## Requirements
Exactly as written, please set down all of the entries again, with no pictures.

[Collection entries]
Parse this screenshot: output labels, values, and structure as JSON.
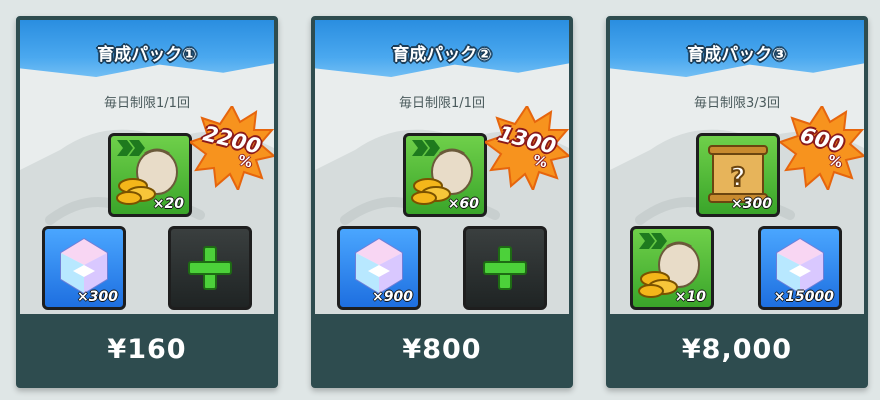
{
  "packs": [
    {
      "title": "育成パック①",
      "limit": "毎日制限1/1回",
      "bonus": "2200",
      "bonus_suffix": "%",
      "price": "¥160",
      "items": [
        {
          "icon": "coin-sack-icon",
          "qty": "×20"
        },
        {
          "icon": "gem-icon",
          "qty": "×300"
        },
        {
          "icon": "plus-icon",
          "qty": ""
        }
      ]
    },
    {
      "title": "育成パック②",
      "limit": "毎日制限1/1回",
      "bonus": "1300",
      "bonus_suffix": "%",
      "price": "¥800",
      "items": [
        {
          "icon": "coin-sack-icon",
          "qty": "×60"
        },
        {
          "icon": "gem-icon",
          "qty": "×900"
        },
        {
          "icon": "plus-icon",
          "qty": ""
        }
      ]
    },
    {
      "title": "育成パック③",
      "limit": "毎日制限3/3回",
      "bonus": "600",
      "bonus_suffix": "%",
      "price": "¥8,000",
      "items": [
        {
          "icon": "mystery-scroll-icon",
          "qty": "×300"
        },
        {
          "icon": "coin-sack-icon",
          "qty": "×10"
        },
        {
          "icon": "gem-icon",
          "qty": "×15000"
        }
      ]
    }
  ],
  "colors": {
    "header_blue": "#2a8ee0",
    "frame": "#2e4c4f",
    "badge_orange": "#f7931e",
    "badge_red": "#b52020",
    "item_green": "#3aa52a",
    "item_blue": "#1e6fe0"
  }
}
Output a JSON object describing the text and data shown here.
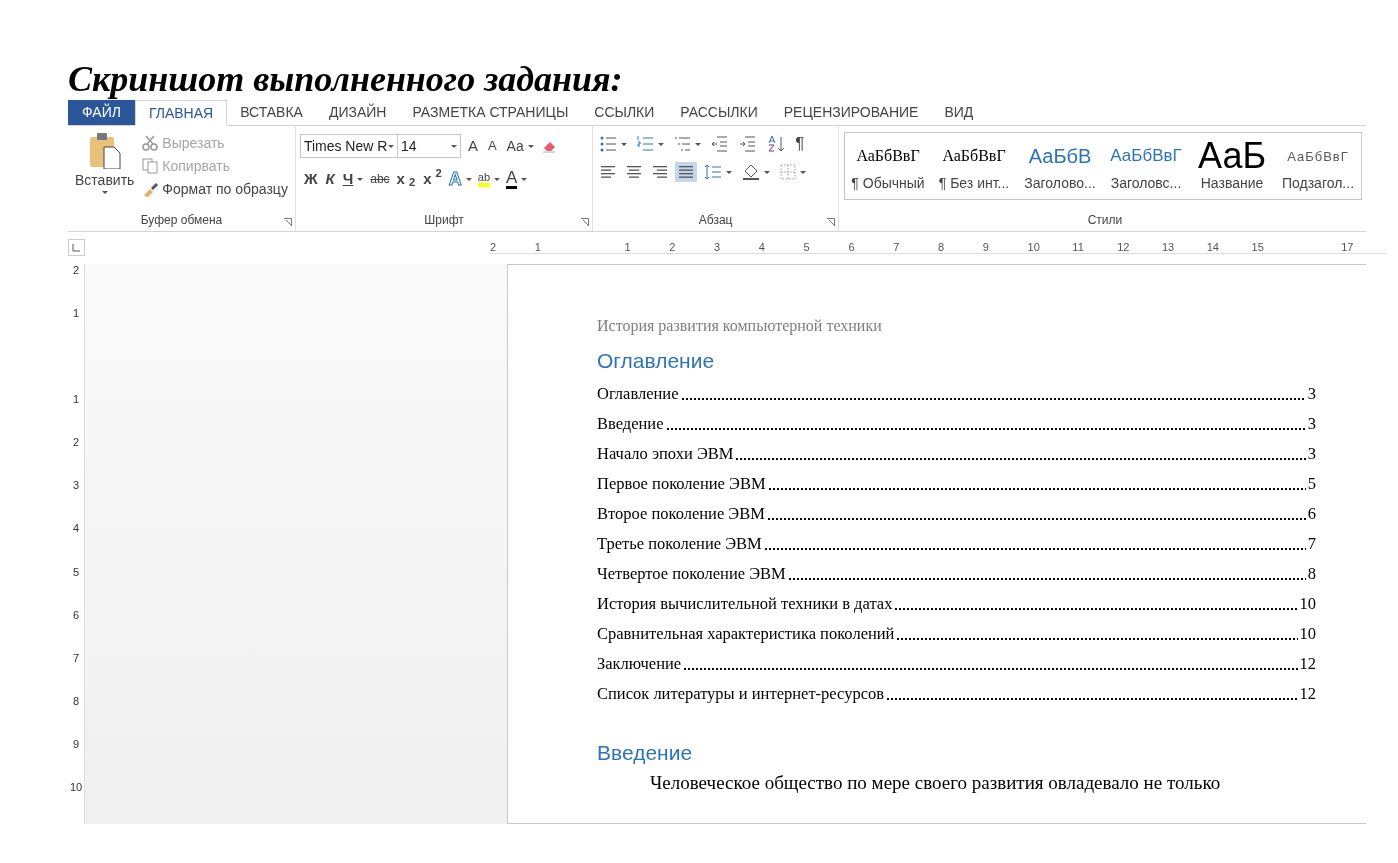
{
  "heading": "Скриншот выполненного задания:",
  "tabs": [
    {
      "label": "ФАЙЛ",
      "kind": "file",
      "selected": false
    },
    {
      "label": "ГЛАВНАЯ",
      "kind": "tab",
      "selected": true
    },
    {
      "label": "ВСТАВКА",
      "kind": "tab",
      "selected": false
    },
    {
      "label": "ДИЗАЙН",
      "kind": "tab",
      "selected": false
    },
    {
      "label": "РАЗМЕТКА СТРАНИЦЫ",
      "kind": "tab",
      "selected": false
    },
    {
      "label": "ССЫЛКИ",
      "kind": "tab",
      "selected": false
    },
    {
      "label": "РАССЫЛКИ",
      "kind": "tab",
      "selected": false
    },
    {
      "label": "РЕЦЕНЗИРОВАНИЕ",
      "kind": "tab",
      "selected": false
    },
    {
      "label": "ВИД",
      "kind": "tab",
      "selected": false
    }
  ],
  "clipboard": {
    "paste": "Вставить",
    "cut": {
      "label": "Вырезать",
      "disabled": true
    },
    "copy": {
      "label": "Копирвать",
      "disabled": true
    },
    "painter": {
      "label": "Формат по образцу",
      "disabled": false
    },
    "group_label": "Буфер обмена"
  },
  "font": {
    "name": "Times New R",
    "size": "14",
    "grow": "A",
    "shrink": "A",
    "case": "Aa",
    "bold": "Ж",
    "italic": "К",
    "underline": "Ч",
    "strike": "abc",
    "subscript": "x$_{2}$",
    "superscript": "x$^{2}$",
    "effects": "A",
    "highlight": "ab",
    "font_color_letter": "A",
    "group_label": "Шрифт"
  },
  "paragraph": {
    "pilcrow": "¶",
    "align": [
      {
        "kind": "left",
        "selected": false
      },
      {
        "kind": "center",
        "selected": false
      },
      {
        "kind": "right",
        "selected": false
      },
      {
        "kind": "justify",
        "selected": true
      }
    ],
    "group_label": "Абзац"
  },
  "styles": {
    "items": [
      {
        "preview": "АаБбВвГ",
        "label": "¶ Обычный",
        "kind": "normal"
      },
      {
        "preview": "АаБбВвГ",
        "label": "¶ Без инт...",
        "kind": "nospacing"
      },
      {
        "preview": "АаБбВ",
        "label": "Заголово...",
        "kind": "heading1"
      },
      {
        "preview": "АаБбВвГ",
        "label": "Заголовс...",
        "kind": "heading2"
      },
      {
        "preview": "АаБ",
        "label": "Название",
        "kind": "title"
      },
      {
        "preview": "АаБбВвГ",
        "label": "Подзагол...",
        "kind": "subtitle"
      }
    ],
    "group_label": "Стили"
  },
  "ruler": {
    "horizontal": [
      "2",
      "1",
      "1",
      "2",
      "3",
      "4",
      "5",
      "6",
      "7",
      "8",
      "9",
      "10",
      "11",
      "12",
      "13",
      "14",
      "15",
      "17"
    ],
    "vertical": [
      "2",
      "1",
      "1",
      "2",
      "3",
      "4",
      "5",
      "6",
      "7",
      "8",
      "9",
      "10"
    ]
  },
  "document": {
    "header": "История развития компьютерной техники",
    "toc_title": "Оглавление",
    "toc": [
      {
        "title": "Оглавление",
        "page": "3"
      },
      {
        "title": "Введение",
        "page": "3"
      },
      {
        "title": "Начало эпохи ЭВМ",
        "page": "3"
      },
      {
        "title": "Первое поколение ЭВМ",
        "page": "5"
      },
      {
        "title": "Второе поколение ЭВМ",
        "page": "6"
      },
      {
        "title": "Третье поколение ЭВМ",
        "page": "7"
      },
      {
        "title": "Четвертое поколение ЭВМ",
        "page": "8"
      },
      {
        "title": "История вычислительной техники в датах",
        "page": "10"
      },
      {
        "title": "Сравнительная характеристика поколений",
        "page": "10"
      },
      {
        "title": "Заключение",
        "page": "12"
      },
      {
        "title": "Список литературы и интернет-ресурсов",
        "page": "12"
      }
    ],
    "section_title": "Введение",
    "paragraph": "Человеческое общество по мере своего развития овладевало не только"
  }
}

## Right answer
Parse this screenshot: output labels, values, and structure as JSON.
{
  "packs": [
    {
      "title": "育成パック①",
      "limit": "毎日制限1/1回",
      "bonus": "2200",
      "bonus_suffix": "%",
      "price": "¥160",
      "items": [
        {
          "icon": "coin-sack-icon",
          "qty": "×20"
        },
        {
          "icon": "gem-icon",
          "qty": "×300"
        },
        {
          "icon": "plus-icon",
          "qty": ""
        }
      ]
    },
    {
      "title": "育成パック②",
      "limit": "毎日制限1/1回",
      "bonus": "1300",
      "bonus_suffix": "%",
      "price": "¥800",
      "items": [
        {
          "icon": "coin-sack-icon",
          "qty": "×60"
        },
        {
          "icon": "gem-icon",
          "qty": "×900"
        },
        {
          "icon": "plus-icon",
          "qty": ""
        }
      ]
    },
    {
      "title": "育成パック③",
      "limit": "毎日制限3/3回",
      "bonus": "600",
      "bonus_suffix": "%",
      "price": "¥8,000",
      "items": [
        {
          "icon": "mystery-scroll-icon",
          "qty": "×300"
        },
        {
          "icon": "coin-sack-icon",
          "qty": "×10"
        },
        {
          "icon": "gem-icon",
          "qty": "×15000"
        }
      ]
    }
  ],
  "colors": {
    "header_blue": "#2a8ee0",
    "frame": "#2e4c4f",
    "badge_orange": "#f7931e",
    "badge_red": "#b52020",
    "item_green": "#3aa52a",
    "item_blue": "#1e6fe0"
  }
}
Output a JSON object describing the text and data shown here.
{
  "heading": "Скриншот выполненного задания:",
  "tabs": [
    {
      "label": "ФАЙЛ",
      "kind": "file",
      "selected": false
    },
    {
      "label": "ГЛАВНАЯ",
      "kind": "tab",
      "selected": true
    },
    {
      "label": "ВСТАВКА",
      "kind": "tab",
      "selected": false
    },
    {
      "label": "ДИЗАЙН",
      "kind": "tab",
      "selected": false
    },
    {
      "label": "РАЗМЕТКА СТРАНИЦЫ",
      "kind": "tab",
      "selected": false
    },
    {
      "label": "ССЫЛКИ",
      "kind": "tab",
      "selected": false
    },
    {
      "label": "РАССЫЛКИ",
      "kind": "tab",
      "selected": false
    },
    {
      "label": "РЕЦЕНЗИРОВАНИЕ",
      "kind": "tab",
      "selected": false
    },
    {
      "label": "ВИД",
      "kind": "tab",
      "selected": false
    }
  ],
  "clipboard": {
    "paste": "Вставить",
    "cut": {
      "label": "Вырезать",
      "disabled": true
    },
    "copy": {
      "label": "Копирвать",
      "disabled": true
    },
    "painter": {
      "label": "Формат по образцу",
      "disabled": false
    },
    "group_label": "Буфер обмена"
  },
  "font": {
    "name": "Times New R",
    "size": "14",
    "grow": "A",
    "shrink": "A",
    "case": "Aa",
    "bold": "Ж",
    "italic": "К",
    "underline": "Ч",
    "strike": "abc",
    "subscript": "x$_{2}$",
    "superscript": "x$^{2}$",
    "effects": "A",
    "highlight": "ab",
    "font_color_letter": "A",
    "group_label": "Шрифт"
  },
  "paragraph": {
    "pilcrow": "¶",
    "align": [
      {
        "kind": "left",
        "selected": false
      },
      {
        "kind": "center",
        "selected": false
      },
      {
        "kind": "right",
        "selected": false
      },
      {
        "kind": "justify",
        "selected": true
      }
    ],
    "group_label": "Абзац"
  },
  "styles": {
    "items": [
      {
        "preview": "АаБбВвГ",
        "label": "¶ Обычный",
        "kind": "normal"
      },
      {
        "preview": "АаБбВвГ",
        "label": "¶ Без инт...",
        "kind": "nospacing"
      },
      {
        "preview": "АаБбВ",
        "label": "Заголово...",
        "kind": "heading1"
      },
      {
        "preview": "АаБбВвГ",
        "label": "Заголовс...",
        "kind": "heading2"
      },
      {
        "preview": "АаБ",
        "label": "Название",
        "kind": "title"
      },
      {
        "preview": "АаБбВвГ",
        "label": "Подзагол...",
        "kind": "subtitle"
      }
    ],
    "group_label": "Стили"
  },
  "ruler": {
    "horizontal": [
      "2",
      "1",
      "1",
      "2",
      "3",
      "4",
      "5",
      "6",
      "7",
      "8",
      "9",
      "10",
      "11",
      "12",
      "13",
      "14",
      "15",
      "17"
    ],
    "vertical": [
      "2",
      "1",
      "1",
      "2",
      "3",
      "4",
      "5",
      "6",
      "7",
      "8",
      "9",
      "10"
    ]
  },
  "document": {
    "header": "История развития компьютерной техники",
    "toc_title": "Оглавление",
    "toc": [
      {
        "title": "Оглавление",
        "page": "3"
      },
      {
        "title": "Введение",
        "page": "3"
      },
      {
        "title": "Начало эпохи ЭВМ",
        "page": "3"
      },
      {
        "title": "Первое поколение ЭВМ",
        "page": "5"
      },
      {
        "title": "Второе поколение ЭВМ",
        "page": "6"
      },
      {
        "title": "Третье поколение ЭВМ",
        "page": "7"
      },
      {
        "title": "Четвертое поколение ЭВМ",
        "page": "8"
      },
      {
        "title": "История вычислительной техники в датах",
        "page": "10"
      },
      {
        "title": "Сравнительная характеристика поколений",
        "page": "10"
      },
      {
        "title": "Заключение",
        "page": "12"
      },
      {
        "title": "Список литературы и интернет-ресурсов",
        "page": "12"
      }
    ],
    "section_title": "Введение",
    "paragraph": "Человеческое общество по мере своего развития овладевало не только"
  }
}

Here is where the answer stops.